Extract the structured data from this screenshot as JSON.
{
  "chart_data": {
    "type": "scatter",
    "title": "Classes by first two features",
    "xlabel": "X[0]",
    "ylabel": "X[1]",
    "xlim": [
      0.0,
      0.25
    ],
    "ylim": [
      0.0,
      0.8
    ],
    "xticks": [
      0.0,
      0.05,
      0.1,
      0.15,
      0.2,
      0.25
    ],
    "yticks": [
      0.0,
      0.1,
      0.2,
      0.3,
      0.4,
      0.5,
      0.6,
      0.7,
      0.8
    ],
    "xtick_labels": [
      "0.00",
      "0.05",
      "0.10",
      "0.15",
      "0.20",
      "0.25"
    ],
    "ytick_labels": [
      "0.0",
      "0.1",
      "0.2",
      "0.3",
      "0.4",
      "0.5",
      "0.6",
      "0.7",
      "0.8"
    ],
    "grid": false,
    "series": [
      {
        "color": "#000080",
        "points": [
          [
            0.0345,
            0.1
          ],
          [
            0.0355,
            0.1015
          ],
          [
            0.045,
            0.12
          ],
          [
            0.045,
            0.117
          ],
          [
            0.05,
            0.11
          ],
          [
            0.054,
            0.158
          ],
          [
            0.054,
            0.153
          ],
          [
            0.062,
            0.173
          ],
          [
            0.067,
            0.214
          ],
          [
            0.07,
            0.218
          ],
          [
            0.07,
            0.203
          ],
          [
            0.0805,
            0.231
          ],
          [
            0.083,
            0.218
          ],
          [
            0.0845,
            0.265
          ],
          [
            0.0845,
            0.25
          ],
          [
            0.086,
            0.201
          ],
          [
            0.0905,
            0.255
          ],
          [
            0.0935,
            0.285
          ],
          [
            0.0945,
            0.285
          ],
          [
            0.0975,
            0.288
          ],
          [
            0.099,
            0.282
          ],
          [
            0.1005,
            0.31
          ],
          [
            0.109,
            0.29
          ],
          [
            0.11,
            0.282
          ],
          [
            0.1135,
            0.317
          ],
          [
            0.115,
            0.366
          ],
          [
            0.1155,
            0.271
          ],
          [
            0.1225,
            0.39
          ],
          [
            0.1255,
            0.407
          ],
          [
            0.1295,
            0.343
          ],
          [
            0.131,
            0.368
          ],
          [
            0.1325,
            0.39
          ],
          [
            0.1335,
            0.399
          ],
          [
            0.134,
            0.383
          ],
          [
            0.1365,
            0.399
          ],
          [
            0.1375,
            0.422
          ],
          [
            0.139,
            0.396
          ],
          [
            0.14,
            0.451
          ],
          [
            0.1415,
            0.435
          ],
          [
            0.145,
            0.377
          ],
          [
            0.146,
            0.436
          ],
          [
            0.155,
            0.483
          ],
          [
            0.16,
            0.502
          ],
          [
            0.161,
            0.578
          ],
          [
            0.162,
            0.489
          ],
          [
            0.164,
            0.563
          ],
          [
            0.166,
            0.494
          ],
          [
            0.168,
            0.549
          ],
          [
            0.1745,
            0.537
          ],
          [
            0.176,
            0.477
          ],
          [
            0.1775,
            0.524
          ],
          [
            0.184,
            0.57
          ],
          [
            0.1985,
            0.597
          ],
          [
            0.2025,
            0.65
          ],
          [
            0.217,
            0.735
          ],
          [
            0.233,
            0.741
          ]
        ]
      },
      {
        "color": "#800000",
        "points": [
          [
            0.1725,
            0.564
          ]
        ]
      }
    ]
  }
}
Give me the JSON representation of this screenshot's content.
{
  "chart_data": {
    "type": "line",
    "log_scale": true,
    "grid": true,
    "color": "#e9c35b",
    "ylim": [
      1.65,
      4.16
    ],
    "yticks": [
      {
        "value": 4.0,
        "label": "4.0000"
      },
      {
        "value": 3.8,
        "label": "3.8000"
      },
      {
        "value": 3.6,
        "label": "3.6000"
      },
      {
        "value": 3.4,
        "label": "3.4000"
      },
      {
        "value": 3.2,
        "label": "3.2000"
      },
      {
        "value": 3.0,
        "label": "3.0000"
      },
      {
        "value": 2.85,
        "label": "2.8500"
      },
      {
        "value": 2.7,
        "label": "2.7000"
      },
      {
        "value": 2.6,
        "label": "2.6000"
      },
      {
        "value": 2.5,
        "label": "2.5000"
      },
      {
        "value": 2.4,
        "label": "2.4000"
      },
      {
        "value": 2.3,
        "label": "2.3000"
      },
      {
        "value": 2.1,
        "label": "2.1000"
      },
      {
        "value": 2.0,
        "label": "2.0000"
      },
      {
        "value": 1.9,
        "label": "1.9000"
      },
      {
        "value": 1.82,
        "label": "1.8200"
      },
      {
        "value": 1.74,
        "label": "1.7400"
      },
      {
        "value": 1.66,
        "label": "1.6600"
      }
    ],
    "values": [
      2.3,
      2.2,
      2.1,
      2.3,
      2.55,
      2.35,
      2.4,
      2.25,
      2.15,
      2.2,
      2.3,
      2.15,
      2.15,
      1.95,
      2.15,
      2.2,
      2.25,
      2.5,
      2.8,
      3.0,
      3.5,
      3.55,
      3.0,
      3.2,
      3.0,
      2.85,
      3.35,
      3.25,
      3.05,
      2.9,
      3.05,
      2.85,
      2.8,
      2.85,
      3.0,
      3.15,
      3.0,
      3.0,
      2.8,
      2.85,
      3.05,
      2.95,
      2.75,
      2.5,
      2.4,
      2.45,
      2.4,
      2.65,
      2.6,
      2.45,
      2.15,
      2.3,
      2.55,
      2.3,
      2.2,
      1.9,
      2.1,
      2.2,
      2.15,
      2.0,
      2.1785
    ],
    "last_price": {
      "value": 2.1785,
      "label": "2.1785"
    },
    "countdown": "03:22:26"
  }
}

***

Reproduce the listing above word for word.

● Solution to the exercise:
Extract the structured data from this screenshot as JSON.
{
  "chart_data": {
    "type": "scatter",
    "title": "Classes by first two features",
    "xlabel": "X[0]",
    "ylabel": "X[1]",
    "xlim": [
      0.0,
      0.25
    ],
    "ylim": [
      0.0,
      0.8
    ],
    "xticks": [
      0.0,
      0.05,
      0.1,
      0.15,
      0.2,
      0.25
    ],
    "yticks": [
      0.0,
      0.1,
      0.2,
      0.3,
      0.4,
      0.5,
      0.6,
      0.7,
      0.8
    ],
    "xtick_labels": [
      "0.00",
      "0.05",
      "0.10",
      "0.15",
      "0.20",
      "0.25"
    ],
    "ytick_labels": [
      "0.0",
      "0.1",
      "0.2",
      "0.3",
      "0.4",
      "0.5",
      "0.6",
      "0.7",
      "0.8"
    ],
    "grid": false,
    "series": [
      {
        "color": "#000080",
        "points": [
          [
            0.0345,
            0.1
          ],
          [
            0.0355,
            0.1015
          ],
          [
            0.045,
            0.12
          ],
          [
            0.045,
            0.117
          ],
          [
            0.05,
            0.11
          ],
          [
            0.054,
            0.158
          ],
          [
            0.054,
            0.153
          ],
          [
            0.062,
            0.173
          ],
          [
            0.067,
            0.214
          ],
          [
            0.07,
            0.218
          ],
          [
            0.07,
            0.203
          ],
          [
            0.0805,
            0.231
          ],
          [
            0.083,
            0.218
          ],
          [
            0.0845,
            0.265
          ],
          [
            0.0845,
            0.25
          ],
          [
            0.086,
            0.201
          ],
          [
            0.0905,
            0.255
          ],
          [
            0.0935,
            0.285
          ],
          [
            0.0945,
            0.285
          ],
          [
            0.0975,
            0.288
          ],
          [
            0.099,
            0.282
          ],
          [
            0.1005,
            0.31
          ],
          [
            0.109,
            0.29
          ],
          [
            0.11,
            0.282
          ],
          [
            0.1135,
            0.317
          ],
          [
            0.115,
            0.366
          ],
          [
            0.1155,
            0.271
          ],
          [
            0.1225,
            0.39
          ],
          [
            0.1255,
            0.407
          ],
          [
            0.1295,
            0.343
          ],
          [
            0.131,
            0.368
          ],
          [
            0.1325,
            0.39
          ],
          [
            0.1335,
            0.399
          ],
          [
            0.134,
            0.383
          ],
          [
            0.1365,
            0.399
          ],
          [
            0.1375,
            0.422
          ],
          [
            0.139,
            0.396
          ],
          [
            0.14,
            0.451
          ],
          [
            0.1415,
            0.435
          ],
          [
            0.145,
            0.377
          ],
          [
            0.146,
            0.436
          ],
          [
            0.155,
            0.483
          ],
          [
            0.16,
            0.502
          ],
          [
            0.161,
            0.578
          ],
          [
            0.162,
            0.489
          ],
          [
            0.164,
            0.563
          ],
          [
            0.166,
            0.494
          ],
          [
            0.168,
            0.549
          ],
          [
            0.1745,
            0.537
          ],
          [
            0.176,
            0.477
          ],
          [
            0.1775,
            0.524
          ],
          [
            0.184,
            0.57
          ],
          [
            0.1985,
            0.597
          ],
          [
            0.2025,
            0.65
          ],
          [
            0.217,
            0.735
          ],
          [
            0.233,
            0.741
          ]
        ]
      },
      {
        "color": "#800000",
        "points": [
          [
            0.1725,
            0.564
          ]
        ]
      }
    ]
  }
}
Give me the JSON representation of this screenshot's content.
{
  "chart_data": {
    "type": "line",
    "log_scale": true,
    "grid": true,
    "color": "#e9c35b",
    "ylim": [
      1.65,
      4.16
    ],
    "yticks": [
      {
        "value": 4.0,
        "label": "4.0000"
      },
      {
        "value": 3.8,
        "label": "3.8000"
      },
      {
        "value": 3.6,
        "label": "3.6000"
      },
      {
        "value": 3.4,
        "label": "3.4000"
      },
      {
        "value": 3.2,
        "label": "3.2000"
      },
      {
        "value": 3.0,
        "label": "3.0000"
      },
      {
        "value": 2.85,
        "label": "2.8500"
      },
      {
        "value": 2.7,
        "label": "2.7000"
      },
      {
        "value": 2.6,
        "label": "2.6000"
      },
      {
        "value": 2.5,
        "label": "2.5000"
      },
      {
        "value": 2.4,
        "label": "2.4000"
      },
      {
        "value": 2.3,
        "label": "2.3000"
      },
      {
        "value": 2.1,
        "label": "2.1000"
      },
      {
        "value": 2.0,
        "label": "2.0000"
      },
      {
        "value": 1.9,
        "label": "1.9000"
      },
      {
        "value": 1.82,
        "label": "1.8200"
      },
      {
        "value": 1.74,
        "label": "1.7400"
      },
      {
        "value": 1.66,
        "label": "1.6600"
      }
    ],
    "values": [
      2.3,
      2.2,
      2.1,
      2.3,
      2.55,
      2.35,
      2.4,
      2.25,
      2.15,
      2.2,
      2.3,
      2.15,
      2.15,
      1.95,
      2.15,
      2.2,
      2.25,
      2.5,
      2.8,
      3.0,
      3.5,
      3.55,
      3.0,
      3.2,
      3.0,
      2.85,
      3.35,
      3.25,
      3.05,
      2.9,
      3.05,
      2.85,
      2.8,
      2.85,
      3.0,
      3.15,
      3.0,
      3.0,
      2.8,
      2.85,
      3.05,
      2.95,
      2.75,
      2.5,
      2.4,
      2.45,
      2.4,
      2.65,
      2.6,
      2.45,
      2.15,
      2.3,
      2.55,
      2.3,
      2.2,
      1.9,
      2.1,
      2.2,
      2.15,
      2.0,
      2.1785
    ],
    "last_price": {
      "value": 2.1785,
      "label": "2.1785"
    },
    "countdown": "03:22:26"
  }
}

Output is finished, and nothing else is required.